[Recorded data]
* start *
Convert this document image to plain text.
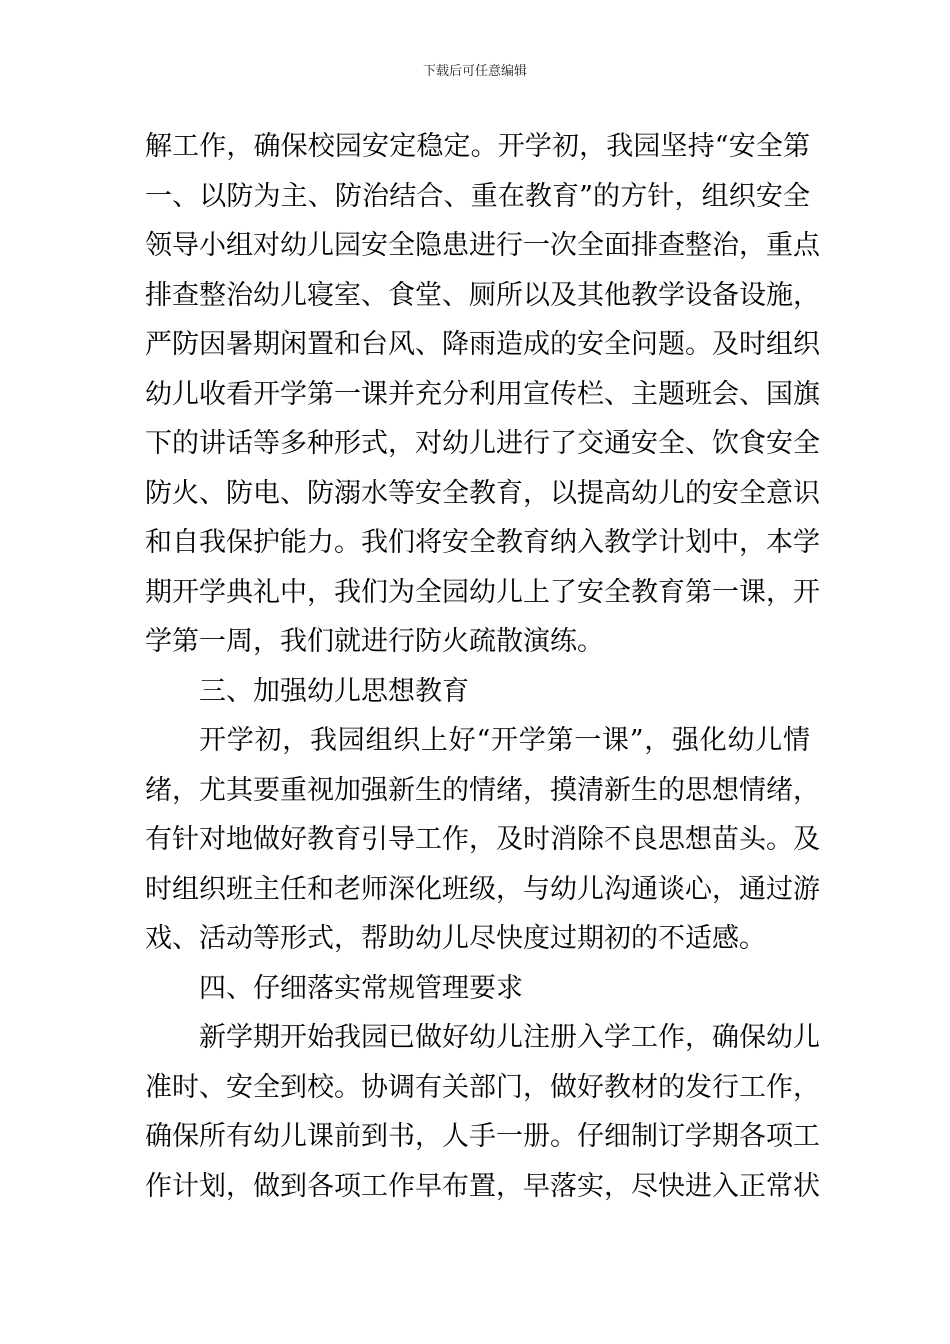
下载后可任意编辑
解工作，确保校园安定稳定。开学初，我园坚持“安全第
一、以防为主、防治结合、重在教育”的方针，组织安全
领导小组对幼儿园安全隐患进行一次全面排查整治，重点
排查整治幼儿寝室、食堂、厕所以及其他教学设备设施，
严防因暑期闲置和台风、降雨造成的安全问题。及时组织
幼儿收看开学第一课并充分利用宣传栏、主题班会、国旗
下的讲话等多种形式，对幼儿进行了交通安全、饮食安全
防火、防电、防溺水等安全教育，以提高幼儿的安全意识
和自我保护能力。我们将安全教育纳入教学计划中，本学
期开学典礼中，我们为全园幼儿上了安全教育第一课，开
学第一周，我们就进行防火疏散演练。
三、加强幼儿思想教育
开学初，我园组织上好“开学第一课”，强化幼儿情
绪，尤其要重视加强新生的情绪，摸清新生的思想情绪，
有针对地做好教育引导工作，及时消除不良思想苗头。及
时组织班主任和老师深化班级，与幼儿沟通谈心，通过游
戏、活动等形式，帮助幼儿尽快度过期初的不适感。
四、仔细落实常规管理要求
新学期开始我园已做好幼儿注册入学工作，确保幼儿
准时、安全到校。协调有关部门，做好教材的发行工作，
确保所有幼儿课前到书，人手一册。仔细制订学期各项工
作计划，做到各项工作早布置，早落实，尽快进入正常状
* end *
**Task**
Return all of the data exactly as written, and drop the pictures.

**Output**
Convert this document image to plain text.
下载后可任意编辑
解工作，确保校园安定稳定。开学初，我园坚持“安全第
一、以防为主、防治结合、重在教育”的方针，组织安全
领导小组对幼儿园安全隐患进行一次全面排查整治，重点
排查整治幼儿寝室、食堂、厕所以及其他教学设备设施，
严防因暑期闲置和台风、降雨造成的安全问题。及时组织
幼儿收看开学第一课并充分利用宣传栏、主题班会、国旗
下的讲话等多种形式，对幼儿进行了交通安全、饮食安全
防火、防电、防溺水等安全教育，以提高幼儿的安全意识
和自我保护能力。我们将安全教育纳入教学计划中，本学
期开学典礼中，我们为全园幼儿上了安全教育第一课，开
学第一周，我们就进行防火疏散演练。
三、加强幼儿思想教育
开学初，我园组织上好“开学第一课”，强化幼儿情
绪，尤其要重视加强新生的情绪，摸清新生的思想情绪，
有针对地做好教育引导工作，及时消除不良思想苗头。及
时组织班主任和老师深化班级，与幼儿沟通谈心，通过游
戏、活动等形式，帮助幼儿尽快度过期初的不适感。
四、仔细落实常规管理要求
新学期开始我园已做好幼儿注册入学工作，确保幼儿
准时、安全到校。协调有关部门，做好教材的发行工作，
确保所有幼儿课前到书，人手一册。仔细制订学期各项工
作计划，做到各项工作早布置，早落实，尽快进入正常状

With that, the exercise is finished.